▸ **Stated problem**
Restate the data below word for word. Skip any images it contains.

▸ **Record list**
.....
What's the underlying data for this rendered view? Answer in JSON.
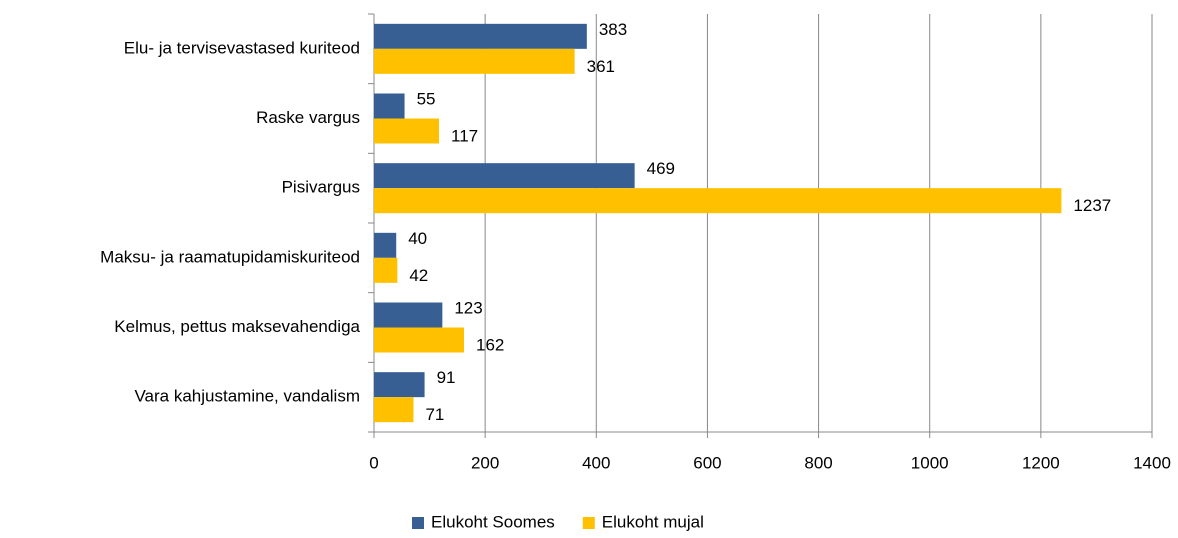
{
  "chart_data": {
    "type": "bar",
    "orientation": "horizontal",
    "categories": [
      "Elu- ja tervisevastased kuriteod",
      "Raske vargus",
      "Pisivargus",
      "Maksu- ja raamatupidamiskuriteod",
      "Kelmus, pettus maksevahendiga",
      "Vara kahjustamine, vandalism"
    ],
    "series": [
      {
        "name": "Elukoht Soomes",
        "color": "#375f93",
        "values": [
          383,
          55,
          469,
          40,
          123,
          91
        ]
      },
      {
        "name": "Elukoht mujal",
        "color": "#ffc000",
        "values": [
          361,
          117,
          1237,
          42,
          162,
          71
        ]
      }
    ],
    "xlim": [
      0,
      1400
    ],
    "xticks": [
      0,
      200,
      400,
      600,
      800,
      1000,
      1200,
      1400
    ],
    "grid": true,
    "legend": "bottom"
  }
}
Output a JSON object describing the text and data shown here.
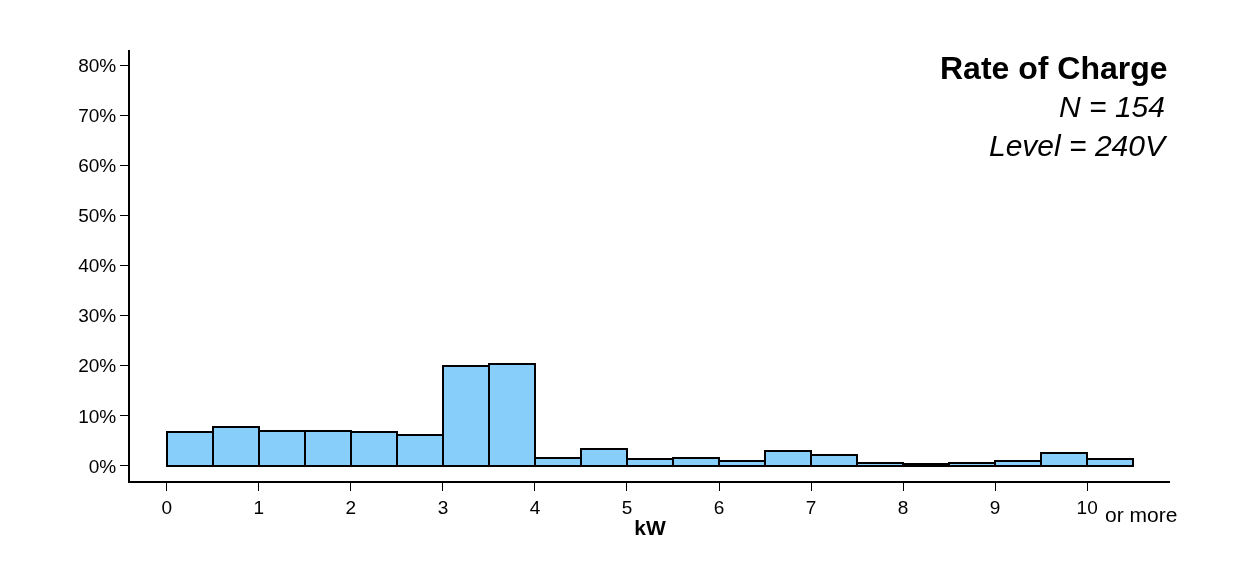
{
  "chart_data": {
    "type": "histogram",
    "title": "Rate of Charge",
    "subtitle": "N = 154\nLevel = 240V",
    "xlabel": "kW",
    "bins": [
      0,
      0.5,
      1,
      1.5,
      2,
      2.5,
      3,
      3.5,
      4,
      4.5,
      5,
      5.5,
      6,
      6.5,
      7,
      7.5,
      8,
      8.5,
      9,
      9.5,
      10,
      10.5
    ],
    "values": [
      6.8,
      7.8,
      7.0,
      7.0,
      6.8,
      6.2,
      20.0,
      20.4,
      1.6,
      3.3,
      1.4,
      1.6,
      1.0,
      2.9,
      2.2,
      0.6,
      0.4,
      0.6,
      1.0,
      2.5,
      1.4
    ],
    "color": "#87cefa",
    "xlim": [
      -0.4,
      10.9
    ],
    "xticks": [
      0,
      1,
      2,
      3,
      4,
      5,
      6,
      7,
      8,
      9,
      10
    ],
    "ylim": [
      -3,
      83
    ],
    "yticks": [
      {
        "value": 0,
        "label": "0%"
      },
      {
        "value": 10,
        "label": "10%"
      },
      {
        "value": 20,
        "label": "20%"
      },
      {
        "value": 30,
        "label": "30%"
      },
      {
        "value": 40,
        "label": "40%"
      },
      {
        "value": 50,
        "label": "50%"
      },
      {
        "value": 60,
        "label": "60%"
      },
      {
        "value": 70,
        "label": "70%"
      },
      {
        "value": 80,
        "label": "80%"
      }
    ],
    "annotations": [
      "or more"
    ]
  }
}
.....
▸ **Correct output**
What's the underlying data for this rendered view? Answer in JSON.
{
  "chart_data": {
    "type": "bar",
    "orientation": "horizontal",
    "categories": [
      "Elu- ja tervisevastased kuriteod",
      "Raske vargus",
      "Pisivargus",
      "Maksu- ja raamatupidamiskuriteod",
      "Kelmus, pettus maksevahendiga",
      "Vara kahjustamine, vandalism"
    ],
    "series": [
      {
        "name": "Elukoht Soomes",
        "color": "#375f93",
        "values": [
          383,
          55,
          469,
          40,
          123,
          91
        ]
      },
      {
        "name": "Elukoht mujal",
        "color": "#ffc000",
        "values": [
          361,
          117,
          1237,
          42,
          162,
          71
        ]
      }
    ],
    "xlim": [
      0,
      1400
    ],
    "xticks": [
      0,
      200,
      400,
      600,
      800,
      1000,
      1200,
      1400
    ],
    "grid": true,
    "legend": "bottom"
  }
}
Output a JSON object describing the text and data shown here.
{
  "chart_data": {
    "type": "histogram",
    "title": "Rate of Charge",
    "subtitle": "N = 154\nLevel = 240V",
    "xlabel": "kW",
    "bins": [
      0,
      0.5,
      1,
      1.5,
      2,
      2.5,
      3,
      3.5,
      4,
      4.5,
      5,
      5.5,
      6,
      6.5,
      7,
      7.5,
      8,
      8.5,
      9,
      9.5,
      10,
      10.5
    ],
    "values": [
      6.8,
      7.8,
      7.0,
      7.0,
      6.8,
      6.2,
      20.0,
      20.4,
      1.6,
      3.3,
      1.4,
      1.6,
      1.0,
      2.9,
      2.2,
      0.6,
      0.4,
      0.6,
      1.0,
      2.5,
      1.4
    ],
    "color": "#87cefa",
    "xlim": [
      -0.4,
      10.9
    ],
    "xticks": [
      0,
      1,
      2,
      3,
      4,
      5,
      6,
      7,
      8,
      9,
      10
    ],
    "ylim": [
      -3,
      83
    ],
    "yticks": [
      {
        "value": 0,
        "label": "0%"
      },
      {
        "value": 10,
        "label": "10%"
      },
      {
        "value": 20,
        "label": "20%"
      },
      {
        "value": 30,
        "label": "30%"
      },
      {
        "value": 40,
        "label": "40%"
      },
      {
        "value": 50,
        "label": "50%"
      },
      {
        "value": 60,
        "label": "60%"
      },
      {
        "value": 70,
        "label": "70%"
      },
      {
        "value": 80,
        "label": "80%"
      }
    ],
    "annotations": [
      "or more"
    ]
  }
}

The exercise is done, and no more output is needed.